◆ Given passage ◆
* Begin *

This Court then ordered that the case be re-docketed as a regular administrative matter and required the parties to manifest whether they are submitting it for resolution on the basis of the pleadings and records already filed. Only respondents submitted such manifestation. It should be recalled that complainant asked for the withdrawal of her complaint.

In his Report and Recommendation,[14] Deputy Court Administrator Jose P. Perez recommended that “the complaint be dismissed and that both respondents be ADVISED to be more circumspect in the performance of their duties.” His evaluation reads:
EVALUATION: The evidence on record is bereft of any evidence showing that the respondents benefited materially from the transactions complained about. It is however improper for respondents as court employees to initiate an amicable settlement of money judgment in a case already ripe for the execution of judgment. It can be well argued that herein complainant and the prevailing party had all the right to agree on matters pertaining to their case even if the same had been decided by the court. However, considering that both respondents are employees of the same court which rendered the judgment, initiating or participating in the settlement, which is a private transaction between the parties, undermines the integrity not only of the decision, but also of the court which rendered it. The act erodes the credibility of our judicial system.
‘It must be borne in mind that the conduct required of court personnel must be beyond reproach and must always be free from suspicion that may taint the judiciary’ (Abanil vs. Ramos, Jr., A.M. No. P-98-1270, November 27, 2000).

“x x x.”
The settled rule is that the complainant’s withdrawal of his complaint, or desistance from pursuing the same, does not necessarily warrant the dismissal of the administrative case. The outcome of an administrative action cannot depend on the will or pleasure of the complainant who, for reasons of his own, may condone what may be detestable. Certainly, complainant’s desistance cannot divest this Court of its jurisdiction, under Section 6, Article VIII of the Constitution,[15] to investigate and decide complaints against erring employees of the judiciary. Otherwise stated, such unilateral act does not bind this Court on a matter relating to its disciplinary power.[16]

However, there are instances where an administrative case cannot proceed without the active cooperation of the complainant. In such cases, this Court finds itself with hardly any alternative but to dismiss the complaint.[17] Here, complainant Licudine withdrew her complaint, leaving the charges against respondents unsubstantiated.

We agree with the finding of DCA Perez that the record is bereft of any evidence showing that respondents benefited materially from the transactions of the parties in the subject civil case as charged in the complaint.

However, we cannot go along with the finding of DCA Perez that respondents “initiated” the parties’ amicable settlement of the money judgment. In the first place, complainant’s withdrawal of the complaint only shows that there is no truth in her charges. Secondly, there is nothing in the record which positively shows that respondents initiated the amicable settlement of the money judgment. Specifically, the allegation that respondent Atty. Saquilayan demanded and received from herein complainant P2,000.00 as his “professional fee” for “initiating” the questioned agreement has not been proved.

* End *

◆ Exercise requirements ◆
#1 Repeat the decision excerpt's text between "We agree with" and "not been proved.", inclusive.
#2 Answer from the decision excerpt:
(a) Who wrote the Report and Recommendation?
(b) Which constitutional provision gives the Court jurisdiction to investigate complaints against judiciary employees?
(c) What amount did Atty. Saquilayan allegedly demand and receive as his "professional fee"?
Use only the decision excerpt for what comes next.

◆ Provided information ◆

* Begin *

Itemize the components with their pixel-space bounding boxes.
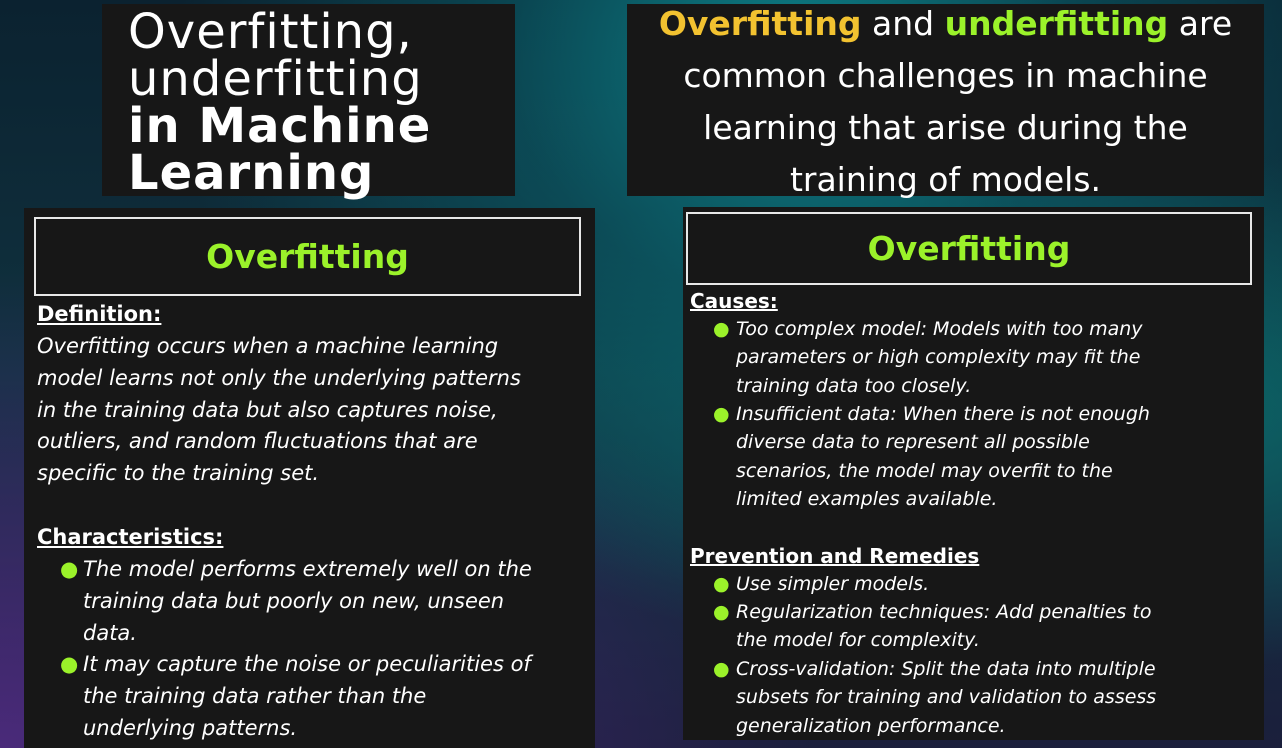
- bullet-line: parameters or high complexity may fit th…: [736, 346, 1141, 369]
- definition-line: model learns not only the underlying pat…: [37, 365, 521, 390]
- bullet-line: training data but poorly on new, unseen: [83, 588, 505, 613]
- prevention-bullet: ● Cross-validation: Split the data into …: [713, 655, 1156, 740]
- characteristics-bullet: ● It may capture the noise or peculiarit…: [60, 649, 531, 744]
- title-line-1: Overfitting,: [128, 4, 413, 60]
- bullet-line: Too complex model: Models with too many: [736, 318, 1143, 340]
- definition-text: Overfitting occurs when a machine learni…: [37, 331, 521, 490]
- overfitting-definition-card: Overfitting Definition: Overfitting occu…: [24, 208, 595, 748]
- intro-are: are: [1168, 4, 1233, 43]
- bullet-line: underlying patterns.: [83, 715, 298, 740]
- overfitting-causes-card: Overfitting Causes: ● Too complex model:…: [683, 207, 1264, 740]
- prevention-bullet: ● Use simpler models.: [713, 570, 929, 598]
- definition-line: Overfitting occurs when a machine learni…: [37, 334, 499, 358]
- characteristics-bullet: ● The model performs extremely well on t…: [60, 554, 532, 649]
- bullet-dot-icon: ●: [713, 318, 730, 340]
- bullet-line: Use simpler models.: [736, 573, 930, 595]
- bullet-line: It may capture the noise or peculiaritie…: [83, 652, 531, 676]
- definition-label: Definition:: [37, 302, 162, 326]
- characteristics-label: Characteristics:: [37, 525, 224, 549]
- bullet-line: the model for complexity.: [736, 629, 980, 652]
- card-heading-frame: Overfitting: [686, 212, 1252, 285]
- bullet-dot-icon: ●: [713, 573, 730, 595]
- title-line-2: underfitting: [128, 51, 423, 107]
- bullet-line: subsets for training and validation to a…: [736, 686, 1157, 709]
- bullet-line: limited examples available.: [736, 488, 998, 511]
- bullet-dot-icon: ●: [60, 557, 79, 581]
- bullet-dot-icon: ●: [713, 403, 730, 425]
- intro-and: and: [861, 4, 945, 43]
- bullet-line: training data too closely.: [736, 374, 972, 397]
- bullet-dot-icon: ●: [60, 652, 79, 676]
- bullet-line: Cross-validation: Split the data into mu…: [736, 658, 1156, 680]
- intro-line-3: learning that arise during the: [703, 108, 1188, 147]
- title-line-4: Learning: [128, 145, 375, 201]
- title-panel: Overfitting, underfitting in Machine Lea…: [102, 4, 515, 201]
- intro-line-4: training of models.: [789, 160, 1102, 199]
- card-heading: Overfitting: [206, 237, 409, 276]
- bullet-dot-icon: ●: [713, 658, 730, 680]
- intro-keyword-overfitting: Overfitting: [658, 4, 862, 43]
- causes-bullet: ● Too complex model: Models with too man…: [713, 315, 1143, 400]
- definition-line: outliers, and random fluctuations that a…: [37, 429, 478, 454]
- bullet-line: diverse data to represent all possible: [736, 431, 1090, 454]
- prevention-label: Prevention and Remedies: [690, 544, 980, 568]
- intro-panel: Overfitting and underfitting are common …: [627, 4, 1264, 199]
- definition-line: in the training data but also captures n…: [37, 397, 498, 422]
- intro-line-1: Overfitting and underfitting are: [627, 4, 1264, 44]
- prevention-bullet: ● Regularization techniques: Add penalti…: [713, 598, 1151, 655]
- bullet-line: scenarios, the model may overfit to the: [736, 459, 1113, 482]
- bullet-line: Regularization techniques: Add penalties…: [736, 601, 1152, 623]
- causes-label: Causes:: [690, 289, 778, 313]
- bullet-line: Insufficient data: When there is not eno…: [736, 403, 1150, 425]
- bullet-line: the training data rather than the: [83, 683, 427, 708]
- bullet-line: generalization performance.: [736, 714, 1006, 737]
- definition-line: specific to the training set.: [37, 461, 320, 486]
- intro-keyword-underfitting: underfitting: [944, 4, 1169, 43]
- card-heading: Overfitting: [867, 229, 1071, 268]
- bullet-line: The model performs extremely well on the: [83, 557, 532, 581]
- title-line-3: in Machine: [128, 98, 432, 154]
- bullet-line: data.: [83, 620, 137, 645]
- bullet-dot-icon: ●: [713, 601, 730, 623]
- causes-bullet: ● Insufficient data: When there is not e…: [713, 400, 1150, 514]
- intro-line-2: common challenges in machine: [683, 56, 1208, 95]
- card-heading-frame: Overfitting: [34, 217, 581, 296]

* End *
* Begin *

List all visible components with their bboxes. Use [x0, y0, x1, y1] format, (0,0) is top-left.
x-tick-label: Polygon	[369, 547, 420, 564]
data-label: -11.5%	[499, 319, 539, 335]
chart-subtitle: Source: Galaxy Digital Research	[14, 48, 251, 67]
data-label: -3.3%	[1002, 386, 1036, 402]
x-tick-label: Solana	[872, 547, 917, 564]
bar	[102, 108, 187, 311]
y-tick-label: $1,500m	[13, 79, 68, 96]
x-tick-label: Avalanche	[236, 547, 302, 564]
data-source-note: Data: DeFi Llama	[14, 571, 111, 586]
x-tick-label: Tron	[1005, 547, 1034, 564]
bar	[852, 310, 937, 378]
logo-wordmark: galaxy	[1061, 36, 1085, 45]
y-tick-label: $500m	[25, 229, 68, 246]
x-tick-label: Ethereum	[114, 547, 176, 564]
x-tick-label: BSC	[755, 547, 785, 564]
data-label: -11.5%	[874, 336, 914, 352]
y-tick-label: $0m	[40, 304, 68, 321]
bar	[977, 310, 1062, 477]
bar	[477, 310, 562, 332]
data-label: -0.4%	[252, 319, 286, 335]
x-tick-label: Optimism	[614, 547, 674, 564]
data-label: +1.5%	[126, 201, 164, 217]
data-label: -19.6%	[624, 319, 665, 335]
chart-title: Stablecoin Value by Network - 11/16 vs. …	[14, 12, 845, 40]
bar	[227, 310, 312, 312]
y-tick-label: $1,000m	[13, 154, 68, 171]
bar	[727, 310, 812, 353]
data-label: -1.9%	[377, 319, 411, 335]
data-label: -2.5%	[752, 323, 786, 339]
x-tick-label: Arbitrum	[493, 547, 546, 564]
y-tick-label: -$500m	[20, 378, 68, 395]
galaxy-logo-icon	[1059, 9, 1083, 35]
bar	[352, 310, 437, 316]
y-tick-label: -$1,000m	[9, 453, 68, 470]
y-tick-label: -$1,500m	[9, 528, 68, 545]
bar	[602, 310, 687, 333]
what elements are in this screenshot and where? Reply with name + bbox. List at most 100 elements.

* End *

◆ Answers for this exercise ◆
#1
We agree with the finding of DCA Perez that the record is bereft of any evidence showing that respondents benefited materially from the transactions of the parties in the subject civil case as charged in the complaint.

However, we cannot go along with the finding of DCA Perez that respondents “initiated” the parties’ amicable settlement of the money judgment. In the first place, complainant’s withdrawal of the complaint only shows that there is no truth in her charges. Secondly, there is nothing in the record which positively shows that respondents initiated the amicable settlement of the money judgment. Specifically, the allegation that respondent Atty. Saquilayan demanded and received from herein complainant P2,000.00 as his “professional fee” for “initiating” the questioned agreement has not been proved.

#2
(a) Deputy Court Administrator Jose P. Perez
(b) Section 6, Article VIII of the Constitution
(c) P2,000.00